§ **DIRECTION**
Find every line containing the word "with" in the records below; report only how many there are.

§ **RECORDS**
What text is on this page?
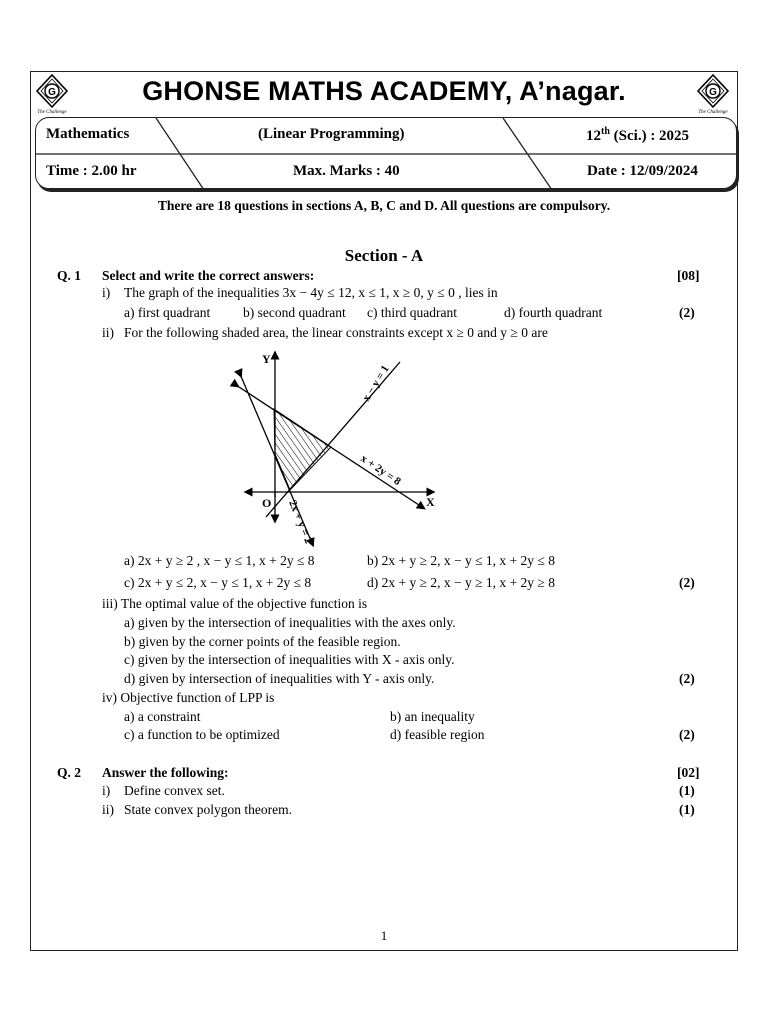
G
The Challenge
G
The Challenge
GHONSE MATHS ACADEMY, A’nagar.
Mathematics	(Linear Programming)	12th (Sci.) : 2025
Time : 2.00 hr	Max. Marks : 40	Date : 12/09/2024
There are 18 questions in sections A, B, C and D. All questions are compulsory.
Section - A
Q. 1 Select and write the correct answers:	[08]
i) The graph of the inequalities 3x − 4y ≤ 12, x ≤ 1, x ≥ 0, y ≤ 0 , lies in
a) first quadrant b) second quadrant c) third quadrant	d) fourth quadrant	(2)
ii) For the following shaded area, the linear constraints except x ≥ 0 and y ≥ 0 are
Y
X
O
x − y = 1
x + 2y = 8
2x + y = 2
a) 2x + y ≥ 2 , x − y ≤ 1, x + 2y ≤ 8	b) 2x + y ≥ 2, x − y ≤ 1, x + 2y ≤ 8
c) 2x + y ≤ 2, x − y ≤ 1, x + 2y ≤ 8	d) 2x + y ≥ 2, x − y ≥ 1, x + 2y ≥ 8	(2)
iii) The optimal value of the objective function is
a) given by the intersection of inequalities with the axes only.
b) given by the corner points of the feasible region.
c) given by the intersection of inequalities with X - axis only.
d) given by intersection of inequalities with Y - axis only.	(2)
iv) Objective function of LPP is
a) a constraint	b) an inequality
c) a function to be optimized	d) feasible region	(2)
Q. 2 Answer the following:	[02]
i) Define convex set.	(1)
ii) State convex polygon theorem.	(1)
1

§ **RESPONSE**
3